* Begin Text excerpt *

# The Rusty Ritz Lives



## Wilber (May 20, 2003)

YeeeHaaaa,
Looks like the Risty Ritz lives again. They said the park was going to close, then they said it's staying open. Soooooo, The Pier and Surf Kitty Hawk Bash at the Beach part IV is on.
The dates for this years bash are Dec.8th, 9th and 10th and it once again will be held at the Rusty Ritz. Hope all ya'll can make it again this year and hope to add some new folks to the roster.
For those of you who have never experienced this blast, just ask anyone who has survived a past event if they had a good time.
Sooooo, Flea, Dog, Hat, Al, Crawdaddy and the rest of the crew, mark your calendars and sharpen your hooks 'cause "we gonna do it again"


PS This year we will have a Custom Bash at the Beach Hats for all who attend.


----------



## AL_N_VB (Apr 3, 2002)

Dang...Wilber...that's deffinitely great news!!!!

Ya know I ain't missin this one!!!


We'll see ya soon....I have been neglecting GV beach...and should be in the neighborhood soon!


----------



## Shooter (Nov 14, 2004)

Great news and this time I will not drive under them dang low power lines in the back and bust some eye guides on my rod  
This time I will follow ya when ya make me that Burbon drink  It was Smooooth


----------



## Cdog (Mar 18, 2002)

* End Text excerpt *

- [What you need to do]:
- 1) Transcribe the part of the Rusty Ritz thread starting at "Dang...Wilber...that's deffinitely great" and ending at "the neighborhood soon!".
- 2) In the Rusty Ritz thread, what will everyone who attends this year's bash receive?

* Begin Data extract *

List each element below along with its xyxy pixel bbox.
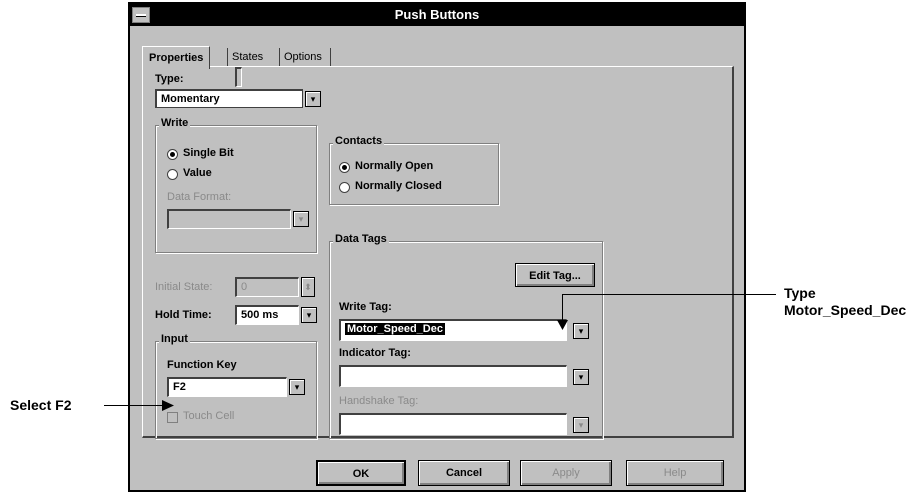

* End Data extract *
* Begin Data extract *

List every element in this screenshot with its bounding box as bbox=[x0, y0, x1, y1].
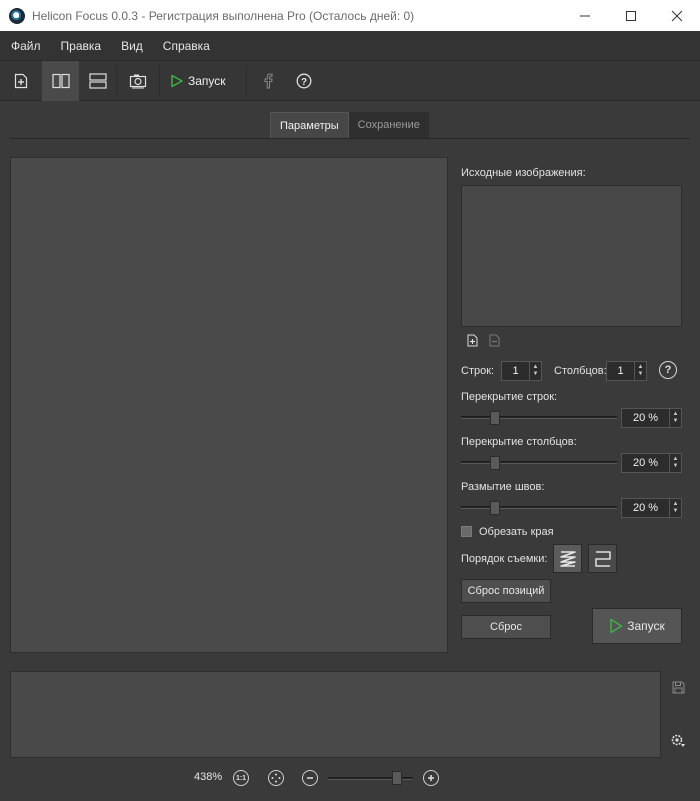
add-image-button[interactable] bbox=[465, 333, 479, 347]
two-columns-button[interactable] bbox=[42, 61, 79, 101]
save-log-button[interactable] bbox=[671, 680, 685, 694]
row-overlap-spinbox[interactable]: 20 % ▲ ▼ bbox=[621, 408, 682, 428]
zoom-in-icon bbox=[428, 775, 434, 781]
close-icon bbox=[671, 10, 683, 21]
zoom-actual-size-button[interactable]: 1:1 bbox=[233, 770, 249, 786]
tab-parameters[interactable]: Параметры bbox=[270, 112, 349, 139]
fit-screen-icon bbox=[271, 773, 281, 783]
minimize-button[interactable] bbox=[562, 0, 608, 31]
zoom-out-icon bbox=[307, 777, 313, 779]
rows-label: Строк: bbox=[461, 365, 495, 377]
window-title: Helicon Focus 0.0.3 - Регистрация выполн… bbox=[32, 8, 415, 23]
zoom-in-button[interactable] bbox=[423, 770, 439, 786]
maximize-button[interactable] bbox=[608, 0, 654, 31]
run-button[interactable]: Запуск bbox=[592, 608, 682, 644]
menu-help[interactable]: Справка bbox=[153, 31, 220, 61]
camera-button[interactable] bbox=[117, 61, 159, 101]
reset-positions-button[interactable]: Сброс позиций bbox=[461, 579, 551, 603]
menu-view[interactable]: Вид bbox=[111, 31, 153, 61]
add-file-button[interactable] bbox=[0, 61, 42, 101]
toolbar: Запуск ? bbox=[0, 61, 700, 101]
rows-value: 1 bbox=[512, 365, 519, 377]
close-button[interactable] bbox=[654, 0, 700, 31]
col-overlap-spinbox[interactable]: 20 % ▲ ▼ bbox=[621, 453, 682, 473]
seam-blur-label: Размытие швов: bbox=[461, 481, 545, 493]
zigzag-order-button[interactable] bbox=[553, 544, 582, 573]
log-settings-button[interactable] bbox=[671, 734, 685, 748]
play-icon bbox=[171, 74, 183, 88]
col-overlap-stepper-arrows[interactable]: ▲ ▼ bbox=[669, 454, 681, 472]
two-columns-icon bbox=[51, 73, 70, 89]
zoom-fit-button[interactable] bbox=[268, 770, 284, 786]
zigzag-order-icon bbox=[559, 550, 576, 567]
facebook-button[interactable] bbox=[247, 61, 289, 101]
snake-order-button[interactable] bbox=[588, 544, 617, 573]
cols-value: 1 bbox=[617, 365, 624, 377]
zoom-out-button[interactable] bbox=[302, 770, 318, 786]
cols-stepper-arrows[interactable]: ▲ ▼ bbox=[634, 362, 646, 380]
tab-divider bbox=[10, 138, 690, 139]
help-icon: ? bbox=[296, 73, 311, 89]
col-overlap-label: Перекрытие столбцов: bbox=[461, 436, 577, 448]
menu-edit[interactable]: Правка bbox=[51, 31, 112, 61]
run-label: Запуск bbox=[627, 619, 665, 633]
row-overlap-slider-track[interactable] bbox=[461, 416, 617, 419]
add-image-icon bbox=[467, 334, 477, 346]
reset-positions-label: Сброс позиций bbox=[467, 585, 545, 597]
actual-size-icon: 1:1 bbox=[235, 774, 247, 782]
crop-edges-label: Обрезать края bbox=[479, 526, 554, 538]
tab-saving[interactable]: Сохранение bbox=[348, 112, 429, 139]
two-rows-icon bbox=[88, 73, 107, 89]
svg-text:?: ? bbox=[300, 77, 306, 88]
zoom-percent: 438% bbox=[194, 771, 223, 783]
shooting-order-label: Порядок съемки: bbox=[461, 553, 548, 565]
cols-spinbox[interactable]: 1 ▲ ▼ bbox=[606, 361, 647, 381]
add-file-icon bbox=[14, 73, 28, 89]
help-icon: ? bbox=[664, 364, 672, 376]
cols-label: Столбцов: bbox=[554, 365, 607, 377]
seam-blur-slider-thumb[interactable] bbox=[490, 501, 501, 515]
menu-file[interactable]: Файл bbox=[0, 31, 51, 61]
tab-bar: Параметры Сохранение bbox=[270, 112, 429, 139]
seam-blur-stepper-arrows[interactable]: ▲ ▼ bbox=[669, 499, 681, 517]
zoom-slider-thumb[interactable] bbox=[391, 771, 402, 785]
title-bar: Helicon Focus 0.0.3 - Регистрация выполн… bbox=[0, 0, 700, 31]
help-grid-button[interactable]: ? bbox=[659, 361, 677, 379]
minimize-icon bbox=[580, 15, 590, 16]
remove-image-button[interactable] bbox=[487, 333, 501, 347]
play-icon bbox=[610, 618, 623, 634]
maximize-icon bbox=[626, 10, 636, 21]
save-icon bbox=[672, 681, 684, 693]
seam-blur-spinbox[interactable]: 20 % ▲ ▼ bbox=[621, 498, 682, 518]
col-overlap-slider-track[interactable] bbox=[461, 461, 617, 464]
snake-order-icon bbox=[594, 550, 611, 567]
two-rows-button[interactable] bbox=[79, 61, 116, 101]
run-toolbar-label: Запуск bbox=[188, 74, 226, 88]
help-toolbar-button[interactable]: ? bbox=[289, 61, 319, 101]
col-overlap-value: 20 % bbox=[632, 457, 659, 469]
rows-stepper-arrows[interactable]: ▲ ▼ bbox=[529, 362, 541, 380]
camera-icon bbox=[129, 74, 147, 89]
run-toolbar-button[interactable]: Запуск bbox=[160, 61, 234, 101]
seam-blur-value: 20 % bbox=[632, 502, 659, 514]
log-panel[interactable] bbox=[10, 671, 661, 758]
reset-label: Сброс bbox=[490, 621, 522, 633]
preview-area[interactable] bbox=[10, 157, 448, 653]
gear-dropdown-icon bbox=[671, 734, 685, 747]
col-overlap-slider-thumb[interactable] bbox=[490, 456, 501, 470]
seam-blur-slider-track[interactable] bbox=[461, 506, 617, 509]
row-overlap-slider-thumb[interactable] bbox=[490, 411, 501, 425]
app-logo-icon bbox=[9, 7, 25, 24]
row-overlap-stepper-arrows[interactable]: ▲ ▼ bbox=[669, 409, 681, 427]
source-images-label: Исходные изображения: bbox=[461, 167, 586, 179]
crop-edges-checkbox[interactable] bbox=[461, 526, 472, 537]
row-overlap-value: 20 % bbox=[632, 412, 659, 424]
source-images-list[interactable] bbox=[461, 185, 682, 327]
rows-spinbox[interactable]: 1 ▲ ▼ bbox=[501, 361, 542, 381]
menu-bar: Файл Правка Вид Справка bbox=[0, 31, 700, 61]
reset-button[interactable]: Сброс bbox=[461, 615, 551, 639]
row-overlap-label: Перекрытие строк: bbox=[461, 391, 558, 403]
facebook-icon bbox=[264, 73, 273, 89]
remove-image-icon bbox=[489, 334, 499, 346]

* End Data extract *
* Begin Data extract *

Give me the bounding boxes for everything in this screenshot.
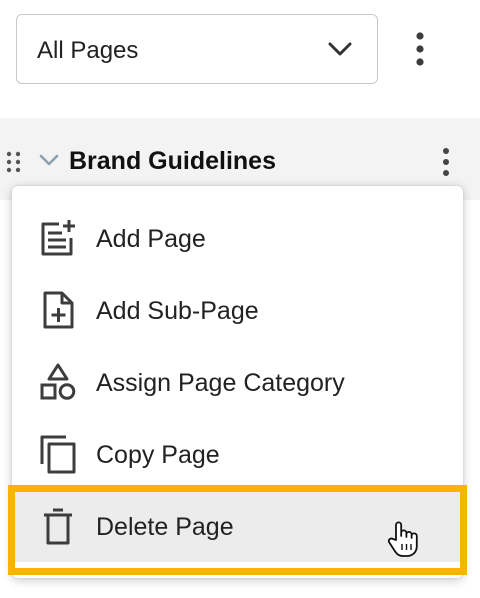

* End Data extract *

- [Answers below]:
- 1)
Dang...Wilber...that's deffinitely great news!!!!

Ya know I ain't missin this one!!!


We'll see ya soon....I have been neglecting GV beach...and should be in the neighborhood soon!

- 2) A Custom Bash at the Beach Hat.